Task: Restate each entry word for word, leaving nothing out.

-- Begin Dataset extract --

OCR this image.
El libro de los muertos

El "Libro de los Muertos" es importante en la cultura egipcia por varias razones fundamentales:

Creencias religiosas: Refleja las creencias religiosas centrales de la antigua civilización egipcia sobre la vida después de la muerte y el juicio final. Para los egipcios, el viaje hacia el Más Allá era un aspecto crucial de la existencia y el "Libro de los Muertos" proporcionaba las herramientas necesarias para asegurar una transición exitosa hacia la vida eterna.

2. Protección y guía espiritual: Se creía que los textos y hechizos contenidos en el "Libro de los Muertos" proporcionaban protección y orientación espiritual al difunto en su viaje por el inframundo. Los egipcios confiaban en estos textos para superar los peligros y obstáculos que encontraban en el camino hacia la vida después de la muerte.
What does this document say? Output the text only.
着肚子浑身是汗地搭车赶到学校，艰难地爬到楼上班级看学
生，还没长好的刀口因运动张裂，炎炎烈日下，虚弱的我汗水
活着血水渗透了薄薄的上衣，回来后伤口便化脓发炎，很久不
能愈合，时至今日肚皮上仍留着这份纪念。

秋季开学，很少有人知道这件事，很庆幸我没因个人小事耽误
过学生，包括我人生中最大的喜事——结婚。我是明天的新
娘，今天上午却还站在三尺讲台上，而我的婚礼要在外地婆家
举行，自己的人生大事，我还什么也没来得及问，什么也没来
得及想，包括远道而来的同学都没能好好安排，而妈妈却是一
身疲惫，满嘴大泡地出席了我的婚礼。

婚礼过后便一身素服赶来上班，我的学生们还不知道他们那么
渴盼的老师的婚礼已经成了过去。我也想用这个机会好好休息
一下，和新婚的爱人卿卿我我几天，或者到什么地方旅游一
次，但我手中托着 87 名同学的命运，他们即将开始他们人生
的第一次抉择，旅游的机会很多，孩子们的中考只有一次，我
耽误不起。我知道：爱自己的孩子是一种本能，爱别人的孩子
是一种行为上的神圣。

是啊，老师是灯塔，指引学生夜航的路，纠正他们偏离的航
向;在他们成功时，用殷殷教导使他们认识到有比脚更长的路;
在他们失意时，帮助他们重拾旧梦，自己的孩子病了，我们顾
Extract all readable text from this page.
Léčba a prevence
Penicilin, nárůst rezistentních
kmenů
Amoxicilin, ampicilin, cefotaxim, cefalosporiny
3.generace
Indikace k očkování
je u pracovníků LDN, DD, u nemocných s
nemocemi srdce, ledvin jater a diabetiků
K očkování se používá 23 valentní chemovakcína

-- End Dataset extract --

Answer for the task:
OCR this image.
El libro de los muertos

El "Libro de los Muertos" es importante en la cultura egipcia por varias razones fundamentales:

Creencias religiosas: Refleja las creencias religiosas centrales de la antigua civilización egipcia sobre la vida después de la muerte y el juicio final. Para los egipcios, el viaje hacia el Más Allá era un aspecto crucial de la existencia y el "Libro de los Muertos" proporcionaba las herramientas necesarias para asegurar una transición exitosa hacia la vida eterna.

2. Protección y guía espiritual: Se creía que los textos y hechizos contenidos en el "Libro de los Muertos" proporcionaban protección y orientación espiritual al difunto en su viaje por el inframundo. Los egipcios confiaban en estos textos para superar los peligros y obstáculos que encontraban en el camino hacia la vida después de la muerte.
What does this document say? Output the text only.
着肚子浑身是汗地搭车赶到学校，艰难地爬到楼上班级看学
生，还没长好的刀口因运动张裂，炎炎烈日下，虚弱的我汗水
活着血水渗透了薄薄的上衣，回来后伤口便化脓发炎，很久不
能愈合，时至今日肚皮上仍留着这份纪念。

秋季开学，很少有人知道这件事，很庆幸我没因个人小事耽误
过学生，包括我人生中最大的喜事——结婚。我是明天的新
娘，今天上午却还站在三尺讲台上，而我的婚礼要在外地婆家
举行，自己的人生大事，我还什么也没来得及问，什么也没来
得及想，包括远道而来的同学都没能好好安排，而妈妈却是一
身疲惫，满嘴大泡地出席了我的婚礼。

婚礼过后便一身素服赶来上班，我的学生们还不知道他们那么
渴盼的老师的婚礼已经成了过去。我也想用这个机会好好休息
一下，和新婚的爱人卿卿我我几天，或者到什么地方旅游一
次，但我手中托着 87 名同学的命运，他们即将开始他们人生
的第一次抉择，旅游的机会很多，孩子们的中考只有一次，我
耽误不起。我知道：爱自己的孩子是一种本能，爱别人的孩子
是一种行为上的神圣。

是啊，老师是灯塔，指引学生夜航的路，纠正他们偏离的航
向;在他们成功时，用殷殷教导使他们认识到有比脚更长的路;
在他们失意时，帮助他们重拾旧梦，自己的孩子病了，我们顾
Extract all readable text from this page.
Léčba a prevence
Penicilin, nárůst rezistentních
kmenů
Amoxicilin, ampicilin, cefotaxim, cefalosporiny
3.generace
Indikace k očkování
je u pracovníků LDN, DD, u nemocných s
nemocemi srdce, ledvin jater a diabetiků
K očkování se používá 23 valentní chemovakcína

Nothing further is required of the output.